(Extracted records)
════

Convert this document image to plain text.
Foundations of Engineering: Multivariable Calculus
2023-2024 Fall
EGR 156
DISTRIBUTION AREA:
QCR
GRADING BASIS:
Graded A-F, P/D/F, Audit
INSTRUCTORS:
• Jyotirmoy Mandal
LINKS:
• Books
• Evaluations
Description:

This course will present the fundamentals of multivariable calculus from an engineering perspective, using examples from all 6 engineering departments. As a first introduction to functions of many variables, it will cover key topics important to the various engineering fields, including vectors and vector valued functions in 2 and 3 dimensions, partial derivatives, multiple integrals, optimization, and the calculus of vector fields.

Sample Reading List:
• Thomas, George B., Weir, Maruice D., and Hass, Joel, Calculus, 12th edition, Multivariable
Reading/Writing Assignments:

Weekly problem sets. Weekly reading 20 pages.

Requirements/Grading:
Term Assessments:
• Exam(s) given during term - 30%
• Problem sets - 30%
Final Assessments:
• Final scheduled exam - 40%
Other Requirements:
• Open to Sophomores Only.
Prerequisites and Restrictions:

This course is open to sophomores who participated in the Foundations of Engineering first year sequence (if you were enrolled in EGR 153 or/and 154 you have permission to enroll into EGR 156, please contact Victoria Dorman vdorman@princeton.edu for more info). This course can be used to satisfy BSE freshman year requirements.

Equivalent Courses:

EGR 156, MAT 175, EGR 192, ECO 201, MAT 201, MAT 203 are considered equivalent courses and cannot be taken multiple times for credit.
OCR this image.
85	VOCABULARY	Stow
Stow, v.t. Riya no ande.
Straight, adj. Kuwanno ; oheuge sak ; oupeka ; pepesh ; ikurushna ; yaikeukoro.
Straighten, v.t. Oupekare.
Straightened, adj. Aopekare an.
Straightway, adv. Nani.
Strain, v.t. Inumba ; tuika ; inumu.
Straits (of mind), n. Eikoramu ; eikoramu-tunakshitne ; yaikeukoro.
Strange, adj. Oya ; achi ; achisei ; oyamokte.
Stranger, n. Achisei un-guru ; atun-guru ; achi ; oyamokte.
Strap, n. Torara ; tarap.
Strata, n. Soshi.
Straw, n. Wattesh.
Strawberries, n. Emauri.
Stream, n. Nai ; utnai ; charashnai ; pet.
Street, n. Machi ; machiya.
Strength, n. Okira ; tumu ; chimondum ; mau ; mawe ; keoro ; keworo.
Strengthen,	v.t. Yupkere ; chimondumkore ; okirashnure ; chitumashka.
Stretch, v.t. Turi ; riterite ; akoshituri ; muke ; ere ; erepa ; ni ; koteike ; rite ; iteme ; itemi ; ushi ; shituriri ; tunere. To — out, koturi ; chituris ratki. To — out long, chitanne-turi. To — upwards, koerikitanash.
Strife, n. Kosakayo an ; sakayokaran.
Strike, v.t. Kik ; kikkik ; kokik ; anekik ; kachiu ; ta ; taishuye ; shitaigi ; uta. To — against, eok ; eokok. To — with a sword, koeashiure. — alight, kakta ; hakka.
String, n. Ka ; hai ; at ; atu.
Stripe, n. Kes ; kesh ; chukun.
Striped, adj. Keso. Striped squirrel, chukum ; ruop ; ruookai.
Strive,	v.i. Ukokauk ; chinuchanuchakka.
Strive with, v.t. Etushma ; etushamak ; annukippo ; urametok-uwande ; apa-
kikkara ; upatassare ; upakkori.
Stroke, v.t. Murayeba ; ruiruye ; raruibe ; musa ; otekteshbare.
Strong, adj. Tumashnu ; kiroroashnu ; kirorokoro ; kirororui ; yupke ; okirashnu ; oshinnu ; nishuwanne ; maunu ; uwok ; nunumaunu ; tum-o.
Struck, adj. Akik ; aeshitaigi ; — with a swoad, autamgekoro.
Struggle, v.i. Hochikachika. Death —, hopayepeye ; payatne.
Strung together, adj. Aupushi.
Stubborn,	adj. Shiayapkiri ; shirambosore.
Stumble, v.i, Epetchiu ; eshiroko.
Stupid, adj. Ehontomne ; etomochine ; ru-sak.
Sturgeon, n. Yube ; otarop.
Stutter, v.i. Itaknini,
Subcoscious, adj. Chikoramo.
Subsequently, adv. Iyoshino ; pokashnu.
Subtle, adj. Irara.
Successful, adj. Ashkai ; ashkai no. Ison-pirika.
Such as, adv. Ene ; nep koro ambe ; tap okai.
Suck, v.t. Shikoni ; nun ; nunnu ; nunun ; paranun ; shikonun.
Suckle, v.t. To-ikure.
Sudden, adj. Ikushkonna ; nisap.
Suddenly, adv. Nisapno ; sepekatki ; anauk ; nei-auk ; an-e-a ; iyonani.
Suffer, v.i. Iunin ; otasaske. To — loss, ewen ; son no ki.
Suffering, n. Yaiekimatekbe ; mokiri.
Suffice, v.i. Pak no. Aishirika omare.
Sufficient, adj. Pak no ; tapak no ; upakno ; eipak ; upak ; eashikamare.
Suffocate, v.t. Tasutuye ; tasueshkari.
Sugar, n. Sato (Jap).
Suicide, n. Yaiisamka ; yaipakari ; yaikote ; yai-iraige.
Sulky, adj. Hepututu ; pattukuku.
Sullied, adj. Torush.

════

Aim →
Output the data above exactly, please, line for line.

Result of the exercise →
Convert this document image to plain text.
Foundations of Engineering: Multivariable Calculus
2023-2024 Fall
EGR 156
DISTRIBUTION AREA:
QCR
GRADING BASIS:
Graded A-F, P/D/F, Audit
INSTRUCTORS:
• Jyotirmoy Mandal
LINKS:
• Books
• Evaluations
Description:

This course will present the fundamentals of multivariable calculus from an engineering perspective, using examples from all 6 engineering departments. As a first introduction to functions of many variables, it will cover key topics important to the various engineering fields, including vectors and vector valued functions in 2 and 3 dimensions, partial derivatives, multiple integrals, optimization, and the calculus of vector fields.

Sample Reading List:
• Thomas, George B., Weir, Maruice D., and Hass, Joel, Calculus, 12th edition, Multivariable
Reading/Writing Assignments:

Weekly problem sets. Weekly reading 20 pages.

Requirements/Grading:
Term Assessments:
• Exam(s) given during term - 30%
• Problem sets - 30%
Final Assessments:
• Final scheduled exam - 40%
Other Requirements:
• Open to Sophomores Only.
Prerequisites and Restrictions:

This course is open to sophomores who participated in the Foundations of Engineering first year sequence (if you were enrolled in EGR 153 or/and 154 you have permission to enroll into EGR 156, please contact Victoria Dorman vdorman@princeton.edu for more info). This course can be used to satisfy BSE freshman year requirements.

Equivalent Courses:

EGR 156, MAT 175, EGR 192, ECO 201, MAT 201, MAT 203 are considered equivalent courses and cannot be taken multiple times for credit.
OCR this image.
85	VOCABULARY	Stow
Stow, v.t. Riya no ande.
Straight, adj. Kuwanno ; oheuge sak ; oupeka ; pepesh ; ikurushna ; yaikeukoro.
Straighten, v.t. Oupekare.
Straightened, adj. Aopekare an.
Straightway, adv. Nani.
Strain, v.t. Inumba ; tuika ; inumu.
Straits (of mind), n. Eikoramu ; eikoramu-tunakshitne ; yaikeukoro.
Strange, adj. Oya ; achi ; achisei ; oyamokte.
Stranger, n. Achisei un-guru ; atun-guru ; achi ; oyamokte.
Strap, n. Torara ; tarap.
Strata, n. Soshi.
Straw, n. Wattesh.
Strawberries, n. Emauri.
Stream, n. Nai ; utnai ; charashnai ; pet.
Street, n. Machi ; machiya.
Strength, n. Okira ; tumu ; chimondum ; mau ; mawe ; keoro ; keworo.
Strengthen,	v.t. Yupkere ; chimondumkore ; okirashnure ; chitumashka.
Stretch, v.t. Turi ; riterite ; akoshituri ; muke ; ere ; erepa ; ni ; koteike ; rite ; iteme ; itemi ; ushi ; shituriri ; tunere. To — out, koturi ; chituris ratki. To — out long, chitanne-turi. To — upwards, koerikitanash.
Strife, n. Kosakayo an ; sakayokaran.
Strike, v.t. Kik ; kikkik ; kokik ; anekik ; kachiu ; ta ; taishuye ; shitaigi ; uta. To — against, eok ; eokok. To — with a sword, koeashiure. — alight, kakta ; hakka.
String, n. Ka ; hai ; at ; atu.
Stripe, n. Kes ; kesh ; chukun.
Striped, adj. Keso. Striped squirrel, chukum ; ruop ; ruookai.
Strive,	v.i. Ukokauk ; chinuchanuchakka.
Strive with, v.t. Etushma ; etushamak ; annukippo ; urametok-uwande ; apa-
kikkara ; upatassare ; upakkori.
Stroke, v.t. Murayeba ; ruiruye ; raruibe ; musa ; otekteshbare.
Strong, adj. Tumashnu ; kiroroashnu ; kirorokoro ; kirororui ; yupke ; okirashnu ; oshinnu ; nishuwanne ; maunu ; uwok ; nunumaunu ; tum-o.
Struck, adj. Akik ; aeshitaigi ; — with a swoad, autamgekoro.
Struggle, v.i. Hochikachika. Death —, hopayepeye ; payatne.
Strung together, adj. Aupushi.
Stubborn,	adj. Shiayapkiri ; shirambosore.
Stumble, v.i, Epetchiu ; eshiroko.
Stupid, adj. Ehontomne ; etomochine ; ru-sak.
Sturgeon, n. Yube ; otarop.
Stutter, v.i. Itaknini,
Subcoscious, adj. Chikoramo.
Subsequently, adv. Iyoshino ; pokashnu.
Subtle, adj. Irara.
Successful, adj. Ashkai ; ashkai no. Ison-pirika.
Such as, adv. Ene ; nep koro ambe ; tap okai.
Suck, v.t. Shikoni ; nun ; nunnu ; nunun ; paranun ; shikonun.
Suckle, v.t. To-ikure.
Sudden, adj. Ikushkonna ; nisap.
Suddenly, adv. Nisapno ; sepekatki ; anauk ; nei-auk ; an-e-a ; iyonani.
Suffer, v.i. Iunin ; otasaske. To — loss, ewen ; son no ki.
Suffering, n. Yaiekimatekbe ; mokiri.
Suffice, v.i. Pak no. Aishirika omare.
Sufficient, adj. Pak no ; tapak no ; upakno ; eipak ; upak ; eashikamare.
Suffocate, v.t. Tasutuye ; tasueshkari.
Sugar, n. Sato (Jap).
Suicide, n. Yaiisamka ; yaipakari ; yaikote ; yai-iraige.
Sulky, adj. Hepututu ; pattukuku.
Sullied, adj. Torush.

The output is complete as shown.